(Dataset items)
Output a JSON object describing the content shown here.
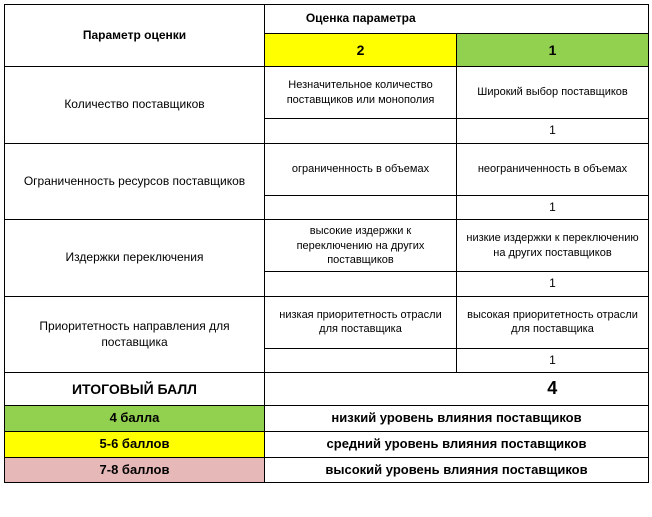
{
  "header": {
    "param_label": "Параметр оценки",
    "score_label": "Оценка параметра",
    "score_2": "2",
    "score_1": "1"
  },
  "rows": [
    {
      "label": "Количество поставщиков",
      "desc_2": "Незначительное количество поставщиков или монополия",
      "desc_1": "Широкий выбор поставщиков",
      "val_2": "",
      "val_1": "1"
    },
    {
      "label": "Ограниченность ресурсов поставщиков",
      "desc_2": "ограниченность в объемах",
      "desc_1": "неограниченность в объемах",
      "val_2": "",
      "val_1": "1"
    },
    {
      "label": "Издержки переключения",
      "desc_2": "высокие издержки к переключению на других поставщиков",
      "desc_1": "низкие издержки к переключению на других поставщиков",
      "val_2": "",
      "val_1": "1"
    },
    {
      "label": "Приоритетность направления для поставщика",
      "desc_2": "низкая приоритетность отрасли для поставщика",
      "desc_1": "высокая приоритетность отрасли для поставщика",
      "val_2": "",
      "val_1": "1"
    }
  ],
  "total": {
    "label": "ИТОГОВЫЙ БАЛЛ",
    "value": "4"
  },
  "summary": [
    {
      "label": "4 балла",
      "text": "низкий уровень влияния поставщиков",
      "color": "green"
    },
    {
      "label": "5-6 баллов",
      "text": "средний уровень влияния поставщиков",
      "color": "yellow"
    },
    {
      "label": "7-8 баллов",
      "text": "высокий уровень влияния поставщиков",
      "color": "pink"
    }
  ],
  "colors": {
    "yellow": "#ffff00",
    "green": "#92d050",
    "pink": "#e6b8b7",
    "border": "#000000",
    "bg": "#ffffff"
  }
}
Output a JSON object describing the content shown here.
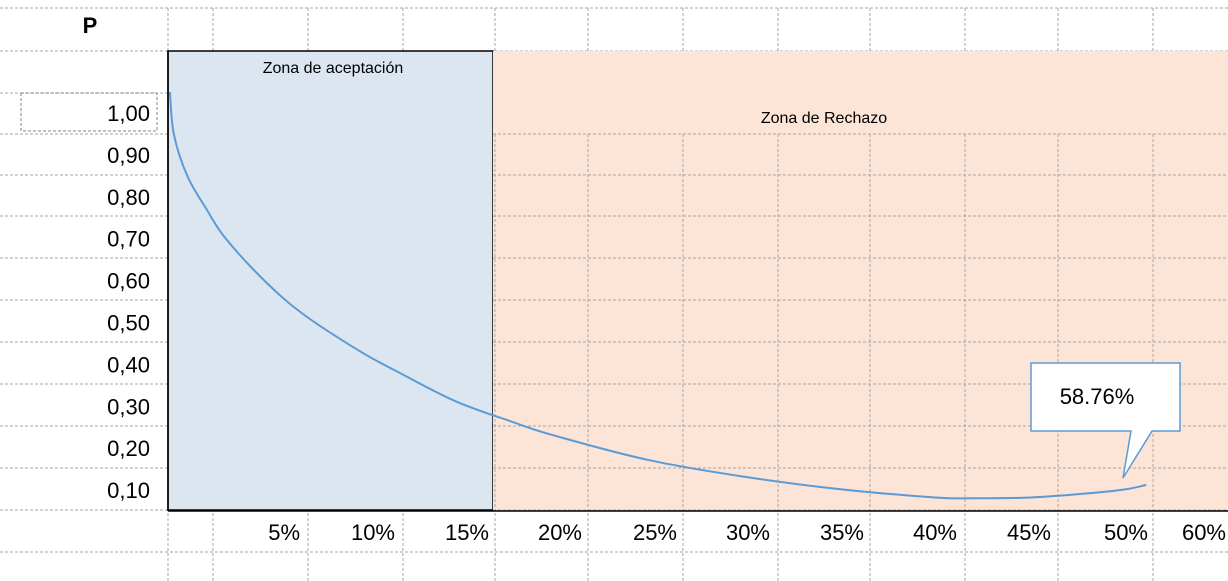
{
  "header": {
    "p_label": "P"
  },
  "zones": {
    "acceptance_label": "Zona de aceptación",
    "rejection_label": "Zona de Rechazo",
    "acceptance_fill": "#dce6f1",
    "rejection_fill": "#fce4d6"
  },
  "callout": {
    "text": "58.76%"
  },
  "colors": {
    "curve": "#5b9bd5",
    "callout_border": "#5b9bd5",
    "gridline": "#a6a6a6",
    "axis": "#000000"
  },
  "chart_data": {
    "type": "line",
    "title": "",
    "xlabel": "",
    "ylabel": "P",
    "y_ticks": [
      "1,00",
      "0,90",
      "0,80",
      "0,70",
      "0,60",
      "0,50",
      "0,40",
      "0,30",
      "0,20",
      "0,10"
    ],
    "x_ticks": [
      "5%",
      "10%",
      "15%",
      "20%",
      "25%",
      "30%",
      "35%",
      "40%",
      "45%",
      "50%",
      "60%"
    ],
    "series": [
      {
        "name": "",
        "x": [
          0.1,
          0.3,
          1,
          2,
          3,
          5,
          7,
          10,
          12,
          15,
          18,
          20,
          25,
          30,
          35,
          40,
          42,
          45,
          48,
          50,
          51
        ],
        "y": [
          1.0,
          0.9,
          0.8,
          0.72,
          0.65,
          0.55,
          0.47,
          0.38,
          0.33,
          0.26,
          0.21,
          0.18,
          0.12,
          0.08,
          0.05,
          0.03,
          0.028,
          0.03,
          0.04,
          0.05,
          0.06
        ]
      }
    ],
    "acceptance_zone_x": [
      0,
      15.5
    ]
  }
}
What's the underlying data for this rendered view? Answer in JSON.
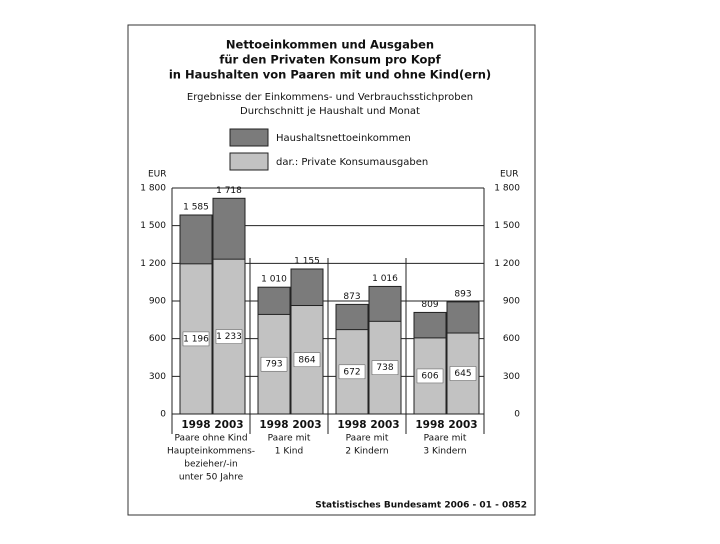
{
  "chart_data": {
    "type": "bar",
    "title": [
      "Nettoeinkommen und Ausgaben",
      "für den Privaten Konsum pro Kopf",
      "in Haushalten von Paaren mit und ohne Kind(ern)"
    ],
    "subtitle": [
      "Ergebnisse der Einkommens- und Verbrauchsstichproben",
      "Durchschnitt je Haushalt und Monat"
    ],
    "categories": [
      "1998",
      "2003",
      "1998",
      "2003",
      "1998",
      "2003",
      "1998",
      "2003"
    ],
    "groups": [
      [
        "Paare ohne Kind",
        "Haupteinkommens-",
        "bezieher/-in",
        "unter 50 Jahre"
      ],
      [
        "Paare mit",
        "1 Kind"
      ],
      [
        "Paare mit",
        "2 Kindern"
      ],
      [
        "Paare mit",
        "3 Kindern"
      ]
    ],
    "series": [
      {
        "name": "Haushaltsnettoeinkommen",
        "color": "#7b7b7b",
        "values": [
          1585,
          1718,
          1010,
          1155,
          873,
          1016,
          809,
          893
        ],
        "value_labels": [
          "1 585",
          "1 718",
          "1 010",
          "1 155",
          "873",
          "1 016",
          "809",
          "893"
        ]
      },
      {
        "name": "dar.: Private Konsumausgaben",
        "color": "#c2c2c2",
        "values": [
          1196,
          1233,
          793,
          864,
          672,
          738,
          606,
          645
        ],
        "value_labels": [
          "1 196",
          "1 233",
          "793",
          "864",
          "672",
          "738",
          "606",
          "645"
        ]
      }
    ],
    "y_unit": "EUR",
    "ylim": [
      0,
      1800
    ],
    "yticks": [
      0,
      300,
      600,
      900,
      {
        "value": 1200,
        "label": "1 200"
      },
      {
        "value": 1500,
        "label": "1 500"
      },
      {
        "value": 1800,
        "label": "1 800"
      }
    ],
    "grid": true,
    "source": "Statistisches Bundesamt 2006 - 01 - 0852"
  }
}
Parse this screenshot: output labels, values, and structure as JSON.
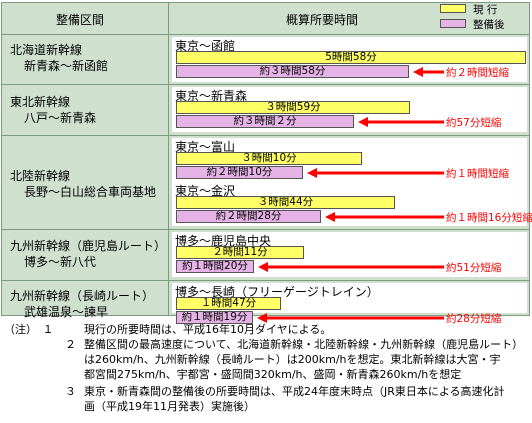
{
  "header": {
    "section": "整備区間",
    "time": "概算所要時間"
  },
  "legend": {
    "current": "現 行",
    "after": "整備後",
    "current_color": "#ffff66",
    "after_color": "#e6b3e6"
  },
  "sections": [
    {
      "lines": [
        "北海道新幹線",
        "新青森～新函館"
      ]
    },
    {
      "lines": [
        "東北新幹線",
        "八戸～新青森"
      ]
    },
    {
      "lines": [
        "北陸新幹線",
        "長野～白山総合車両基地"
      ]
    },
    {
      "lines": [
        "九州新幹線（鹿児島ルート）",
        "博多～新八代"
      ]
    },
    {
      "lines": [
        "九州新幹線（長崎ルート）",
        "武雄温泉～諫早"
      ]
    }
  ],
  "chart_data": {
    "type": "bar",
    "orientation": "horizontal",
    "units": "minutes",
    "series_names": [
      "現 行",
      "整備後"
    ],
    "routes": [
      {
        "name": "東京～函館",
        "current": 358,
        "after": 238,
        "current_label": "5時間58分",
        "after_label": "約３時間58分",
        "saving_label": "約２時間短縮"
      },
      {
        "name": "東京～新青森",
        "current": 239,
        "after": 182,
        "current_label": "３時間59分",
        "after_label": "約３時間２分",
        "saving_label": "約57分短縮"
      },
      {
        "name": "東京～富山",
        "current": 190,
        "after": 130,
        "current_label": "３時間10分",
        "after_label": "約２時間10分",
        "saving_label": "約１時間短縮"
      },
      {
        "name": "東京～金沢",
        "current": 224,
        "after": 148,
        "current_label": "３時間44分",
        "after_label": "約２時間28分",
        "saving_label": "約１時間16分短縮"
      },
      {
        "name": "博多～鹿児島中央",
        "current": 131,
        "after": 80,
        "current_label": "２時間11分",
        "after_label": "約１時間20分",
        "saving_label": "約51分短縮"
      },
      {
        "name": "博多～長崎（フリーゲージトレイン）",
        "current": 107,
        "after": 79,
        "current_label": "１時間47分",
        "after_label": "約１時間19分",
        "saving_label": "約28分短縮"
      }
    ]
  },
  "notes": [
    {
      "num": "（注）　１",
      "lines": [
        "現行の所要時間は、平成16年10月ダイヤによる。"
      ]
    },
    {
      "num": "２",
      "lines": [
        "整備区間の最高速度について、北海道新幹線・北陸新幹線・九州新幹線（鹿児島ルート）",
        "は260km/h、九州新幹線（長崎ルート）は200km/hを想定。東北新幹線は大宮・宇",
        "都宮間275km/h、宇都宮・盛岡間320km/h、盛岡・新青森260km/hを想定"
      ]
    },
    {
      "num": "３",
      "lines": [
        "東京・新青森間の整備後の所要時間は、平成24年度末時点（JR東日本による高速化計",
        "画（平成19年11月発表）実施後）"
      ]
    }
  ]
}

Problem to solve.
Where a line of the material above holds the string "других", copy that line.

Written answer.
      "desc_2": "высокие издержки к переключению на других поставщиков",
      "desc_1": "низкие издержки к переключению на других поставщиков",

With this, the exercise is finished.